--- Start Extracted entries ---
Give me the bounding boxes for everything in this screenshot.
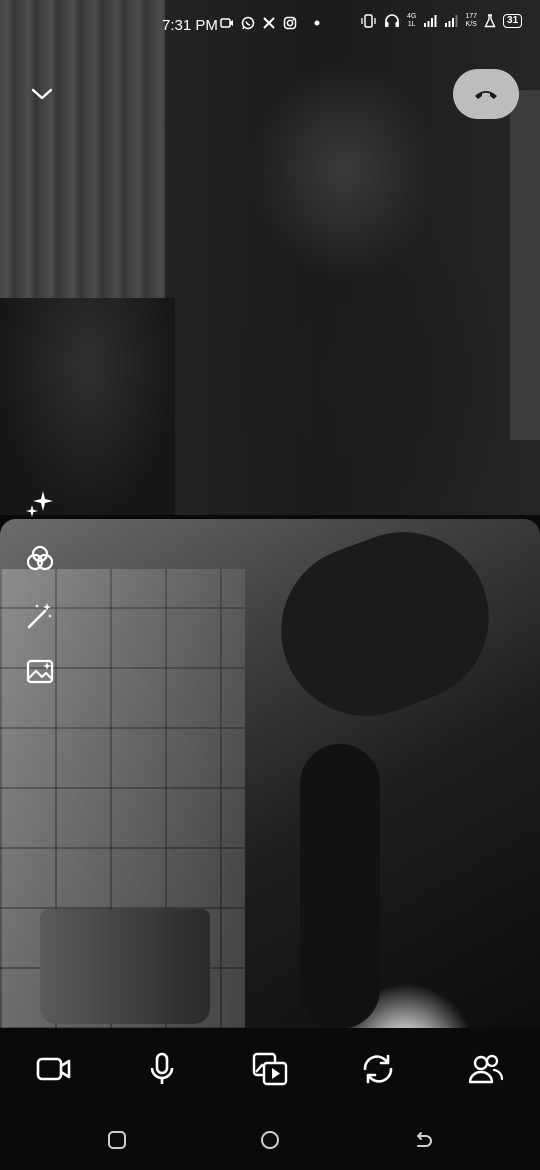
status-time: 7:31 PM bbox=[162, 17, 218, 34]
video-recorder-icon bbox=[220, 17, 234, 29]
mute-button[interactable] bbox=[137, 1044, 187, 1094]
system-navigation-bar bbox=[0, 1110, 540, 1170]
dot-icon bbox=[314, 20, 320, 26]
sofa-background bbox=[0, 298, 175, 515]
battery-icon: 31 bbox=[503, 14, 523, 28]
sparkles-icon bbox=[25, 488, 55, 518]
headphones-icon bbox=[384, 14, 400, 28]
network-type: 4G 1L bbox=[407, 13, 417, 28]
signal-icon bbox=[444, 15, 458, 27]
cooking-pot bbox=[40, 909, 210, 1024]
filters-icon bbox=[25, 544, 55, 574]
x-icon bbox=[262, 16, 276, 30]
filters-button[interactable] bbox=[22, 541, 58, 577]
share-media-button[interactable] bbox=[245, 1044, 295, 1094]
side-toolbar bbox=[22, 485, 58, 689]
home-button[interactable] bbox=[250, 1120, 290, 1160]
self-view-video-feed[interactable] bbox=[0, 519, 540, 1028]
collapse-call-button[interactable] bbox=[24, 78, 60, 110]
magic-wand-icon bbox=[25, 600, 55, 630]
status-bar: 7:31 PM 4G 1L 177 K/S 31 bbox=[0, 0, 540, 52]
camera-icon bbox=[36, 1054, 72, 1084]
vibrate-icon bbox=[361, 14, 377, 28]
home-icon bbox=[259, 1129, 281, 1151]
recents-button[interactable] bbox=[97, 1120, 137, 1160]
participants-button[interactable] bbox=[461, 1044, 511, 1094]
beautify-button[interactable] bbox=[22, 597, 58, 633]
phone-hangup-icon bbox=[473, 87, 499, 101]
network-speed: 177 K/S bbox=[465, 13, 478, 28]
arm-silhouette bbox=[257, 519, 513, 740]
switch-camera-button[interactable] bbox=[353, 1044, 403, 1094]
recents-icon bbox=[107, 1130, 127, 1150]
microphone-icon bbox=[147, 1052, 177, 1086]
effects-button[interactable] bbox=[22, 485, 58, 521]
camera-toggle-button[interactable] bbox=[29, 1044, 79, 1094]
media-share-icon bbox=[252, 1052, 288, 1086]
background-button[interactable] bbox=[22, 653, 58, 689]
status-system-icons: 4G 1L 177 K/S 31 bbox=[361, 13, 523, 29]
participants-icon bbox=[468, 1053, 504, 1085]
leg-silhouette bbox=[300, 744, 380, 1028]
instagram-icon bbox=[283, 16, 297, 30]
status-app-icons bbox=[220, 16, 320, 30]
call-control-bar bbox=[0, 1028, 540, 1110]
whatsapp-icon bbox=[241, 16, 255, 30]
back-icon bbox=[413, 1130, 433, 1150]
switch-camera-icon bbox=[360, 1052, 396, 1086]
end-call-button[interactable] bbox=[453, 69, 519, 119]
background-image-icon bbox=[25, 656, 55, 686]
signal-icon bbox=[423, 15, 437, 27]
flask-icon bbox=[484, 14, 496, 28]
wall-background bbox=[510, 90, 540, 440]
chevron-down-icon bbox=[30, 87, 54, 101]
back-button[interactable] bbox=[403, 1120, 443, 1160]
--- End Extracted entries ---
--- Start Extracted entries ---
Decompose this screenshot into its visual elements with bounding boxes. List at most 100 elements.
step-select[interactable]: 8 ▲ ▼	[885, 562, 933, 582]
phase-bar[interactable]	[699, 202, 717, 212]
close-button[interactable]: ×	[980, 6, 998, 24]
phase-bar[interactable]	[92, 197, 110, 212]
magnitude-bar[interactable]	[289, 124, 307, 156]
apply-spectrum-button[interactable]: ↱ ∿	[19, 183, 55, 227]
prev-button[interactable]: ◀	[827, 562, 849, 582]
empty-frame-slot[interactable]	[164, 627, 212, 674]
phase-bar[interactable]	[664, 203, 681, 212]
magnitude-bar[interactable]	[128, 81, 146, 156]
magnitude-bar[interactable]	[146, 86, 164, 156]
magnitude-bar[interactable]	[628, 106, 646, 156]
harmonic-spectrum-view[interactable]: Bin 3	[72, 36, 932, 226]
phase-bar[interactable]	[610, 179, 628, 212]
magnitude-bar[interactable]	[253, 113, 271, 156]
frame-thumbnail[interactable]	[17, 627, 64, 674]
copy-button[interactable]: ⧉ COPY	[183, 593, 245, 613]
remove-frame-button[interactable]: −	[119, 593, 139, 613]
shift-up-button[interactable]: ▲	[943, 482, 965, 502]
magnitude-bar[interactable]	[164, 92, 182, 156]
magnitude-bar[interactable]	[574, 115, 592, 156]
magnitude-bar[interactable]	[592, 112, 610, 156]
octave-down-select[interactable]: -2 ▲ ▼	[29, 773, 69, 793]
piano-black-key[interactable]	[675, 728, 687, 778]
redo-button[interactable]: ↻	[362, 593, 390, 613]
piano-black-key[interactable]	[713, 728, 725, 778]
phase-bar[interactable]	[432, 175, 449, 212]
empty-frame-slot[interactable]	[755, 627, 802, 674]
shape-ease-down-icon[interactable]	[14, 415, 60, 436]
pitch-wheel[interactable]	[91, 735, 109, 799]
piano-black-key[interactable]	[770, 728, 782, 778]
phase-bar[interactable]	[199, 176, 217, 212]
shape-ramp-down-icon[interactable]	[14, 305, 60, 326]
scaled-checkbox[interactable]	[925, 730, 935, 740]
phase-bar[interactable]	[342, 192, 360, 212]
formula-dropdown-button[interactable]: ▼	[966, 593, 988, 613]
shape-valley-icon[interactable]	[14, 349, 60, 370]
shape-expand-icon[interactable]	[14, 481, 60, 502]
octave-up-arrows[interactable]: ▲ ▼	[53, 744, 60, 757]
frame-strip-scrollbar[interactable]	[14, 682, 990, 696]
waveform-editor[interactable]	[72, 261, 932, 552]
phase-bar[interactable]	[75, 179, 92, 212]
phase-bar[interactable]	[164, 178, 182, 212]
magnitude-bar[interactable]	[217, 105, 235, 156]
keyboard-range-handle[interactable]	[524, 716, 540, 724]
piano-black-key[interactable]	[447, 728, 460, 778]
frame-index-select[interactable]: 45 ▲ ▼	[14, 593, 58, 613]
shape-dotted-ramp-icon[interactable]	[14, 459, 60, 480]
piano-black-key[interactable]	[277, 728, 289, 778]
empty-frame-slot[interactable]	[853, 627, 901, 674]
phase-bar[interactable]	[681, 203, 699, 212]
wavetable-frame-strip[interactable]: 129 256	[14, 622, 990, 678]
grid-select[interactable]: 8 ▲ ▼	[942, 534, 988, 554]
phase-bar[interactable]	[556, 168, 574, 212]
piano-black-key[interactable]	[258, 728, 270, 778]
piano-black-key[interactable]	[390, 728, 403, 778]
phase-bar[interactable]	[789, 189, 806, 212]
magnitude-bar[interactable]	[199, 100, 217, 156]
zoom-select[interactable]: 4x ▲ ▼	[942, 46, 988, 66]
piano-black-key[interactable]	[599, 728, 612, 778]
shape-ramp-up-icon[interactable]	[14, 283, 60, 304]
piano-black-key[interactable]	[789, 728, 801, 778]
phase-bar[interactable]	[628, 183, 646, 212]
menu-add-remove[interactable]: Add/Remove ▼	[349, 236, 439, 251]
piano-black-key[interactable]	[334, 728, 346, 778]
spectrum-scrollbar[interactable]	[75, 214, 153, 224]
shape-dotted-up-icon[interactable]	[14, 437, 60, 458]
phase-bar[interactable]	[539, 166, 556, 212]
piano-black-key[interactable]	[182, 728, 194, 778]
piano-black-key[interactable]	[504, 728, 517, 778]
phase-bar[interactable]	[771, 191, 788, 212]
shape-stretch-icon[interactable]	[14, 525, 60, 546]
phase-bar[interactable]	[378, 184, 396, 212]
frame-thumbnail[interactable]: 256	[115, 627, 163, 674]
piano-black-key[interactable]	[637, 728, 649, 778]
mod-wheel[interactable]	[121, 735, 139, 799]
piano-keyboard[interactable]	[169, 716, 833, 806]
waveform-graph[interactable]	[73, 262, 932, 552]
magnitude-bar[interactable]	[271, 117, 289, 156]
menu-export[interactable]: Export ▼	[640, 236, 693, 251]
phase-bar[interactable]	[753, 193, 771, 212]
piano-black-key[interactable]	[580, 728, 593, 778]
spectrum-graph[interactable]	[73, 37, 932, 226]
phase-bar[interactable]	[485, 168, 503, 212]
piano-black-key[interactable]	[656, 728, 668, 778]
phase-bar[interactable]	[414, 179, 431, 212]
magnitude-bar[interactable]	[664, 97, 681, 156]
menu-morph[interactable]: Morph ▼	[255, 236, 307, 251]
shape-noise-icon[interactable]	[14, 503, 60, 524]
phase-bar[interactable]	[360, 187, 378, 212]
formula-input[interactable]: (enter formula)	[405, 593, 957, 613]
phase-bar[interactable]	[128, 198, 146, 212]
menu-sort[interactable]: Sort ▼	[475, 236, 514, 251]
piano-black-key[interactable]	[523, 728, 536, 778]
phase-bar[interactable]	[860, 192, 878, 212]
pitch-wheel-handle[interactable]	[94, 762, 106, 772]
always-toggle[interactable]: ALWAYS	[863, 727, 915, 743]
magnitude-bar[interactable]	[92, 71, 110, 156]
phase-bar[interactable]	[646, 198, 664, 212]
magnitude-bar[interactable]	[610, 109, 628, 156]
--- End Extracted entries ---
--- Start Extracted entries ---
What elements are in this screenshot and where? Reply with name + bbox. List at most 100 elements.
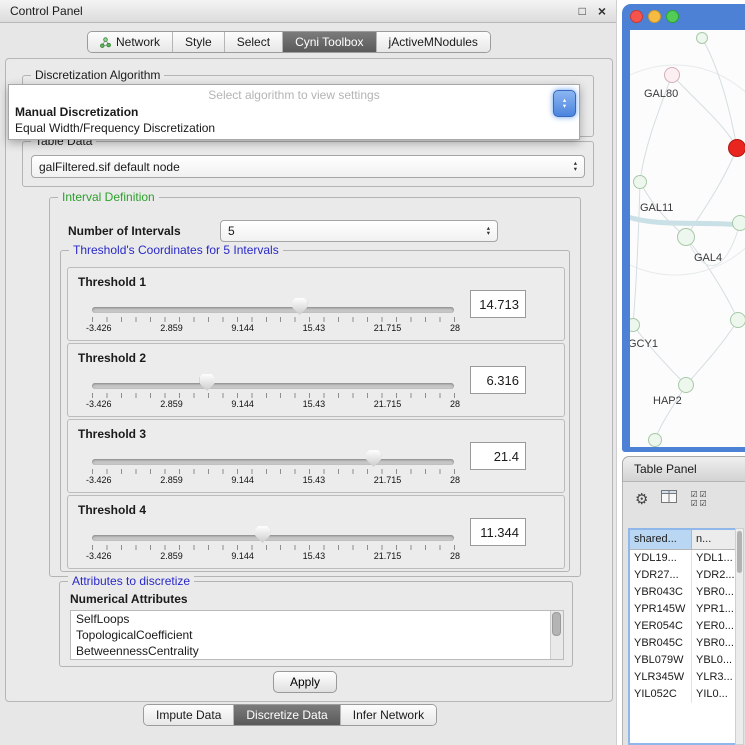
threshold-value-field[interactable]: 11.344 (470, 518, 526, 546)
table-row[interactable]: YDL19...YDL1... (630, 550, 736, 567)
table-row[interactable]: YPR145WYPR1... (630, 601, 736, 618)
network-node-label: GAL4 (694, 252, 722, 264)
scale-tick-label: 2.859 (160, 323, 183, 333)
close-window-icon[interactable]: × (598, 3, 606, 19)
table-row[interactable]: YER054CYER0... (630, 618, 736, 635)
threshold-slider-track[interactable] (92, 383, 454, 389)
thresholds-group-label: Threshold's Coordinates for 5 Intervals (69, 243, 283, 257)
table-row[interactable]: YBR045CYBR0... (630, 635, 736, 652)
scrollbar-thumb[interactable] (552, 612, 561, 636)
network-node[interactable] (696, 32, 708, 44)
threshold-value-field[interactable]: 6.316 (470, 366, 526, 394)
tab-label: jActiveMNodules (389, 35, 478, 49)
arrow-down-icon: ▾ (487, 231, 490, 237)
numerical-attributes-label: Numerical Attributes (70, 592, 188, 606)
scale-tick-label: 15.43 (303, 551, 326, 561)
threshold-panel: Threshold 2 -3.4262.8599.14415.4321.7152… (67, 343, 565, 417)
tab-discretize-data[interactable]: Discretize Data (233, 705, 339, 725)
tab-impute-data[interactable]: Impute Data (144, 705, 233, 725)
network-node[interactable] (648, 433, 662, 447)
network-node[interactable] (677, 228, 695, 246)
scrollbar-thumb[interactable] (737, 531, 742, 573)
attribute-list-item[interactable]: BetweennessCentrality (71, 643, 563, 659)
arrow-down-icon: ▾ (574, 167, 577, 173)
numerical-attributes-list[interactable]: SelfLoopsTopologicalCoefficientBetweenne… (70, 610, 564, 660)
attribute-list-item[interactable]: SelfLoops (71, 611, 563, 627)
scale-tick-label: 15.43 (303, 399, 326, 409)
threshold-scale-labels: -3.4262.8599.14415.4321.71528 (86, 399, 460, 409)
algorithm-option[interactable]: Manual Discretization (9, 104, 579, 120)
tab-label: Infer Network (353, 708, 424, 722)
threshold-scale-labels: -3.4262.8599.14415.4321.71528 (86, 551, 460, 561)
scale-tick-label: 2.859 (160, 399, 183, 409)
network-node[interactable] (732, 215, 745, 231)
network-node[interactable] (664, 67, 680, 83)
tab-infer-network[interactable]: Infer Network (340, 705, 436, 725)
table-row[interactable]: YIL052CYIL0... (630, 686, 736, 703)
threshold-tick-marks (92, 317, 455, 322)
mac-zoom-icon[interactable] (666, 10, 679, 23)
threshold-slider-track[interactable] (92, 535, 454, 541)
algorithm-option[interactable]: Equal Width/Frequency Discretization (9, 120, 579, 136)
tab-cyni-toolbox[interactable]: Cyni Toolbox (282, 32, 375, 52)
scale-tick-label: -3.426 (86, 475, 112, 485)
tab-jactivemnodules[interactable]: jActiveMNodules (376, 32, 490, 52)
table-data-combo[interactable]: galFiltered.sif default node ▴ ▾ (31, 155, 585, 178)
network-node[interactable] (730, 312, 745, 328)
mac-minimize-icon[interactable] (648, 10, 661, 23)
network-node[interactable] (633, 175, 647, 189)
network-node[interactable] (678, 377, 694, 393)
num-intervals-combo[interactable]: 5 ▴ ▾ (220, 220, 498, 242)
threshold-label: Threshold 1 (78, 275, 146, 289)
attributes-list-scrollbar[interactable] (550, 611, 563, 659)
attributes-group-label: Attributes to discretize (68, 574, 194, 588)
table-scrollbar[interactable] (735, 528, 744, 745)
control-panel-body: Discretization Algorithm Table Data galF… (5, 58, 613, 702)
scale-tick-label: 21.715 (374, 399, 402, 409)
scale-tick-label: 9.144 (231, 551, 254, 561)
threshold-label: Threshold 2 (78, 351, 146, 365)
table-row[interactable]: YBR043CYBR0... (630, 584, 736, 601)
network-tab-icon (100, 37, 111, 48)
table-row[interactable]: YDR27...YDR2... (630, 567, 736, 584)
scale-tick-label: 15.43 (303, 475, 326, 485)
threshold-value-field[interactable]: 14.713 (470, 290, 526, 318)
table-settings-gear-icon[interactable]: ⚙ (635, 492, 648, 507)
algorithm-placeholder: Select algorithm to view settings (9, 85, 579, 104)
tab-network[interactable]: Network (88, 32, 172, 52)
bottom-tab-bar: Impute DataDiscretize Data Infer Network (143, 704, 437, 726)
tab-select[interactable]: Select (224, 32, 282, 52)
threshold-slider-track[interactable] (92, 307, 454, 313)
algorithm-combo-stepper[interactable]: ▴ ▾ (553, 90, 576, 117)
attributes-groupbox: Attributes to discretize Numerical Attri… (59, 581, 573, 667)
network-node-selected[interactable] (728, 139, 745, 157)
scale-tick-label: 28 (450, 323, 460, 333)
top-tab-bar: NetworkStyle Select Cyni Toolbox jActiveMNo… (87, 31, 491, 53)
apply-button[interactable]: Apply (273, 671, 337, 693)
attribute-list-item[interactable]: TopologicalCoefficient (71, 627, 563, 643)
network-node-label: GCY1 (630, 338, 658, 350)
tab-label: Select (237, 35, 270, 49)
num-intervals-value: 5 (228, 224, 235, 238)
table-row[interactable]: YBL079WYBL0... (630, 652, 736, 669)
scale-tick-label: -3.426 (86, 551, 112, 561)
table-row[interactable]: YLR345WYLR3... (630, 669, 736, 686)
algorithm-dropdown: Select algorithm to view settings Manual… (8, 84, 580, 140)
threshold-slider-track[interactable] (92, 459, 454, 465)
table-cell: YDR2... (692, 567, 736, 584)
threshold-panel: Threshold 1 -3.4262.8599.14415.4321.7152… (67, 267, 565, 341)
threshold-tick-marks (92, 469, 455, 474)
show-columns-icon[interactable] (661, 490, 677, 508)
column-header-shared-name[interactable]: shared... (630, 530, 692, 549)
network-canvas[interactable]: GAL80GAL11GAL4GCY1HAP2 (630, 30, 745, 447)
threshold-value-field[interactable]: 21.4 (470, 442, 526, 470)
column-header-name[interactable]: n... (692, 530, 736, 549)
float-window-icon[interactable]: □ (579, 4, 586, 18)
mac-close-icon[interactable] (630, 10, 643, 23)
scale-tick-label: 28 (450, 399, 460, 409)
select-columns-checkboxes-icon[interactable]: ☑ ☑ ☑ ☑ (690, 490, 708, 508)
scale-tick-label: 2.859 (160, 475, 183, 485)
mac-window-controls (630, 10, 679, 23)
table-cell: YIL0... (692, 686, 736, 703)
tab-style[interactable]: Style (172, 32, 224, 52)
--- End Extracted entries ---
• Set task: Return the rows between the line holding "threshold-value-field[interactable]: 11.344 (470, 518, 526, 546)" and the line holding "attribute-list-item[interactable]: SelfLoops (71, 611, 563, 627)", inclusive, reproducing each one without changes.

• Task result:
threshold-value-field[interactable]: 11.344 (470, 518, 526, 546)
table-row[interactable]: YDL19...YDL1... (630, 550, 736, 567)
table-row[interactable]: YPR145WYPR1... (630, 601, 736, 618)
network-node-label: GAL4 (694, 252, 722, 264)
scale-tick-label: 2.859 (160, 323, 183, 333)
close-window-icon[interactable]: × (598, 3, 606, 19)
table-row[interactable]: YER054CYER0... (630, 618, 736, 635)
threshold-slider-track[interactable] (92, 383, 454, 389)
thresholds-group-label: Threshold's Coordinates for 5 Intervals (69, 243, 283, 257)
table-row[interactable]: YBR045CYBR0... (630, 635, 736, 652)
scrollbar-thumb[interactable] (552, 612, 561, 636)
network-node[interactable] (696, 32, 708, 44)
threshold-value-field[interactable]: 6.316 (470, 366, 526, 394)
tab-label: jActiveMNodules (389, 35, 478, 49)
arrow-down-icon: ▾ (487, 231, 490, 237)
numerical-attributes-label: Numerical Attributes (70, 592, 188, 606)
scale-tick-label: 15.43 (303, 551, 326, 561)
threshold-panel: Threshold 2 -3.4262.8599.14415.4321.7152… (67, 343, 565, 417)
tab-discretize-data[interactable]: Discretize Data (233, 705, 339, 725)
tab-impute-data[interactable]: Impute Data (144, 705, 233, 725)
network-node[interactable] (648, 433, 662, 447)
network-node[interactable] (677, 228, 695, 246)
scrollbar-thumb[interactable] (737, 531, 742, 573)
attribute-list-item[interactable]: BetweennessCentrality (71, 643, 563, 659)
arrow-down-icon: ▾ (574, 167, 577, 173)
numerical-attributes-list[interactable]: SelfLoopsTopologicalCoefficientBetweenne… (70, 610, 564, 660)
attribute-list-item[interactable]: SelfLoops (71, 611, 563, 627)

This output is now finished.